*DIRECTIVE:* Find the lines of data that contain the string "Introduction", then list them.

*EXTRACTED INFORMATION:*
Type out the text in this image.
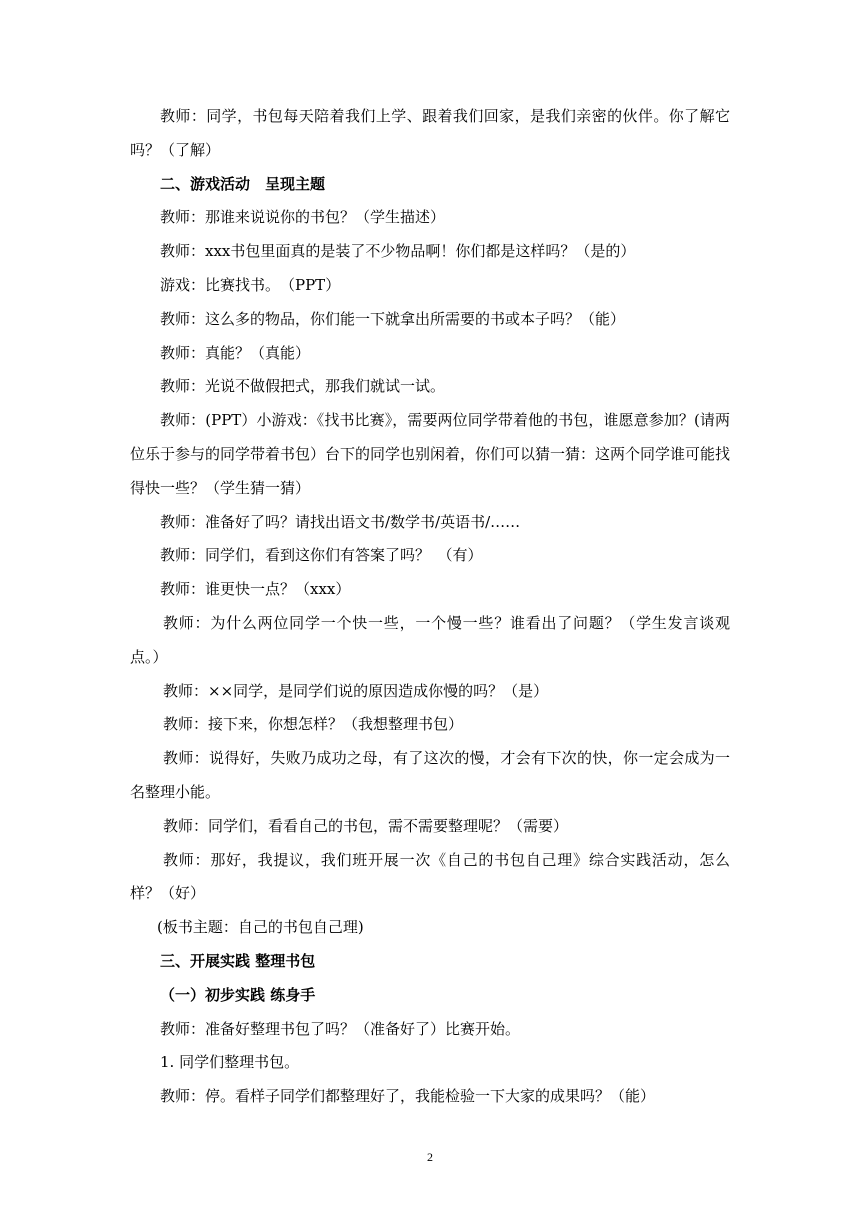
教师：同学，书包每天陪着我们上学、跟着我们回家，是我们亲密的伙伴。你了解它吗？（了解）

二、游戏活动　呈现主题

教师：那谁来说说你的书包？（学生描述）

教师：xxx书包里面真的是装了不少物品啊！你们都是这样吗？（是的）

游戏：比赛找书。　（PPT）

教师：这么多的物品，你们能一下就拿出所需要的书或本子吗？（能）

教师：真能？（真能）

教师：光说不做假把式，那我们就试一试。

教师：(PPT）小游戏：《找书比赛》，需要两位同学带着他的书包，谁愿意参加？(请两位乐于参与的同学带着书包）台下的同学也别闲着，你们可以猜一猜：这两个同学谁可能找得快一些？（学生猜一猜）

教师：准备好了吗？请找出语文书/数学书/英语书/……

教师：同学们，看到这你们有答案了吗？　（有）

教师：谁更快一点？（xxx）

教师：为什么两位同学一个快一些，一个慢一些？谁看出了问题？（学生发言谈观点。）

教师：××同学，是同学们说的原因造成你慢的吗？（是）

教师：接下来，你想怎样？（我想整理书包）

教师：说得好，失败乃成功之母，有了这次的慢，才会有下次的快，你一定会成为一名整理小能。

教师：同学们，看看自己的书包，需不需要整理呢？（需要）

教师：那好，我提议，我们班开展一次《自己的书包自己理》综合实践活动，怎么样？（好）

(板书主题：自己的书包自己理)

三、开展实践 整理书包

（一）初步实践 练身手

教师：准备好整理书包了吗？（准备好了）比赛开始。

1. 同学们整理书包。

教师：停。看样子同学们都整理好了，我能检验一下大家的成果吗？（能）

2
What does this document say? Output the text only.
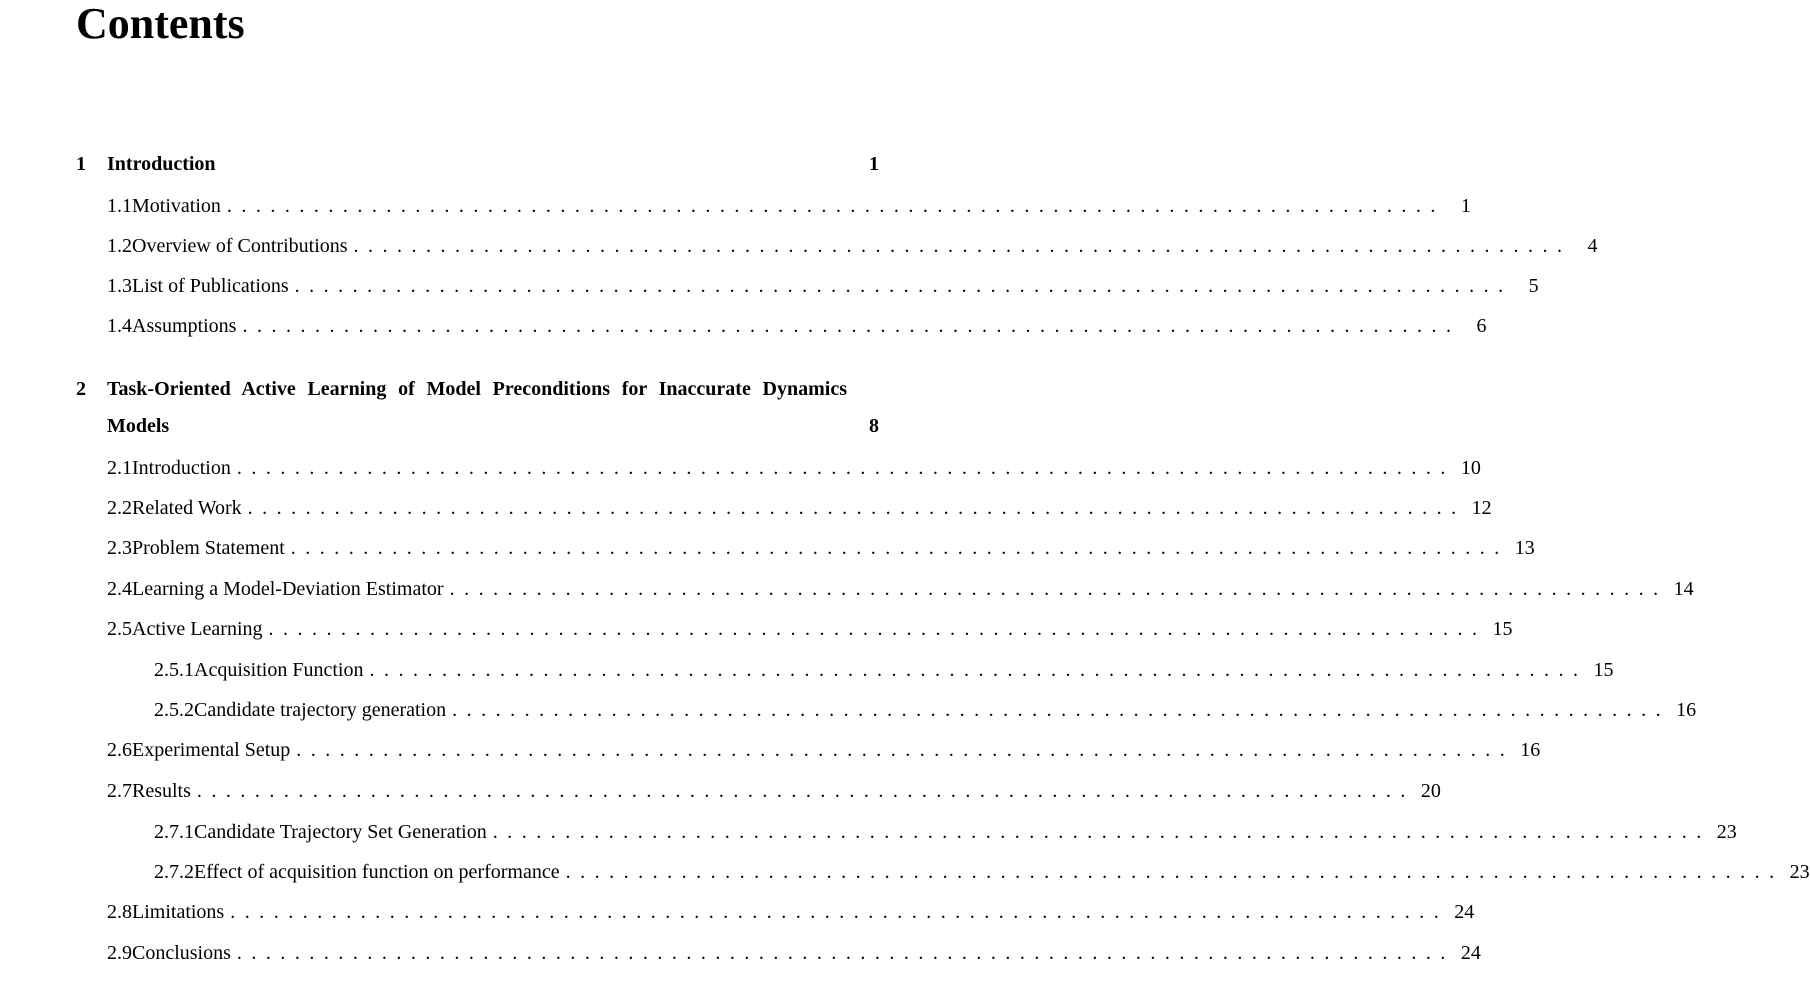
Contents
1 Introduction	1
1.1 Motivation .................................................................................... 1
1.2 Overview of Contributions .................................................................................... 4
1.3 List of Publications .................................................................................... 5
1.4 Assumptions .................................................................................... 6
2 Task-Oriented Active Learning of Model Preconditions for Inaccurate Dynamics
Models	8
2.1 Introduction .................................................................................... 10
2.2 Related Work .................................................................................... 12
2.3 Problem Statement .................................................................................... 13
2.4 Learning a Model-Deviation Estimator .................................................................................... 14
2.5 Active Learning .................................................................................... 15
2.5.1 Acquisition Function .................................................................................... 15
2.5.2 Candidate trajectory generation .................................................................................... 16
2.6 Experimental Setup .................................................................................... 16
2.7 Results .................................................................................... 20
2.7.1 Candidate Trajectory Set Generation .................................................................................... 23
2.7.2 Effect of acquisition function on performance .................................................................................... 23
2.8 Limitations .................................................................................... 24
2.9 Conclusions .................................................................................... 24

---

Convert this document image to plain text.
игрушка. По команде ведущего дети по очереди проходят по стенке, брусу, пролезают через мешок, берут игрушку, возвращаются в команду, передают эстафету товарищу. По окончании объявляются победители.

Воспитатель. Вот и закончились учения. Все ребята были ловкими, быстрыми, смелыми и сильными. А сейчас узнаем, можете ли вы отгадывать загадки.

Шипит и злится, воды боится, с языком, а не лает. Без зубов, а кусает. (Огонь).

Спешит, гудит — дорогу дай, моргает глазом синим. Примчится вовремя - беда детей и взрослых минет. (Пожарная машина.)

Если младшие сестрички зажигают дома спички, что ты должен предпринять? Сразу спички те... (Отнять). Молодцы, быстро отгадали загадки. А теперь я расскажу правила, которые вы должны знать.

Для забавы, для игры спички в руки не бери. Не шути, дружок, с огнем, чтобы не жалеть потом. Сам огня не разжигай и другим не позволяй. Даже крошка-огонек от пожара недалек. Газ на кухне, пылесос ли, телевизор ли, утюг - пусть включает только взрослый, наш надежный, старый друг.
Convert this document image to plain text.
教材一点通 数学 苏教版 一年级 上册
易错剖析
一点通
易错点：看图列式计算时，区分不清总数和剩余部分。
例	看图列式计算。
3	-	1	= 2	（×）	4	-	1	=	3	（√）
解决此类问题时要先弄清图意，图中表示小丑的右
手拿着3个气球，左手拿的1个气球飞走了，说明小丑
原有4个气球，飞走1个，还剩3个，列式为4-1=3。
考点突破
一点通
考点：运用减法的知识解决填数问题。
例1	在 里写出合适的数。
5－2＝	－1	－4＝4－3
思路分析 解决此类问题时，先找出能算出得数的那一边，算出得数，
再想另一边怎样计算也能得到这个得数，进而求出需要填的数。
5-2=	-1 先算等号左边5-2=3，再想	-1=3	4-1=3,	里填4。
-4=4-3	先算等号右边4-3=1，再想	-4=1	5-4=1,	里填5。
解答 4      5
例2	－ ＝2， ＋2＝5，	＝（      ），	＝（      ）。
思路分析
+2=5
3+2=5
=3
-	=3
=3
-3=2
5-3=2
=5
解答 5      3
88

...

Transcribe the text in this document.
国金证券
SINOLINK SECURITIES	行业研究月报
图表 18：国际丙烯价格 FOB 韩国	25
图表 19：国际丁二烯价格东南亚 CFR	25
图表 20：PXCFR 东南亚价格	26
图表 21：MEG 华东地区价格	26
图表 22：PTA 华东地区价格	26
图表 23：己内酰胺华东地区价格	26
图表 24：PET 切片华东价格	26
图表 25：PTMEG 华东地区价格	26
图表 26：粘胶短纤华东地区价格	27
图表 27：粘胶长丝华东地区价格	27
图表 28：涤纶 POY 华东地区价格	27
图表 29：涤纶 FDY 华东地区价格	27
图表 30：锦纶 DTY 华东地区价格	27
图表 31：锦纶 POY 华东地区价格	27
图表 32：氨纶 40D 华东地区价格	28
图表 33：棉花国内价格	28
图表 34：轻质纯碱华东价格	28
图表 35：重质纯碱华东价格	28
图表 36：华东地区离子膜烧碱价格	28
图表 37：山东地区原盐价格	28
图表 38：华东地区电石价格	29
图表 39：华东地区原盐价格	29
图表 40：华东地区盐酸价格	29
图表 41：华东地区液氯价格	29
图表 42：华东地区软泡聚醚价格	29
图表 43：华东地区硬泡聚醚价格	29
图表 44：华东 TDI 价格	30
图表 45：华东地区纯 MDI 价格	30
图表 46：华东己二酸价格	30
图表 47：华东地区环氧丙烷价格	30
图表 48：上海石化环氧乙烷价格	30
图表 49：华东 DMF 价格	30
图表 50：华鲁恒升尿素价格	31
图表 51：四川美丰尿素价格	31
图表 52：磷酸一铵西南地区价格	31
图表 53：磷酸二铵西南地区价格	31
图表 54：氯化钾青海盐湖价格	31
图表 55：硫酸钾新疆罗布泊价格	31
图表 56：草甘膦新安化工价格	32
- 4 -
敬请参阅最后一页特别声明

*RESULT:*
1 Introduction	1
2.1 Introduction .................................................................................... 10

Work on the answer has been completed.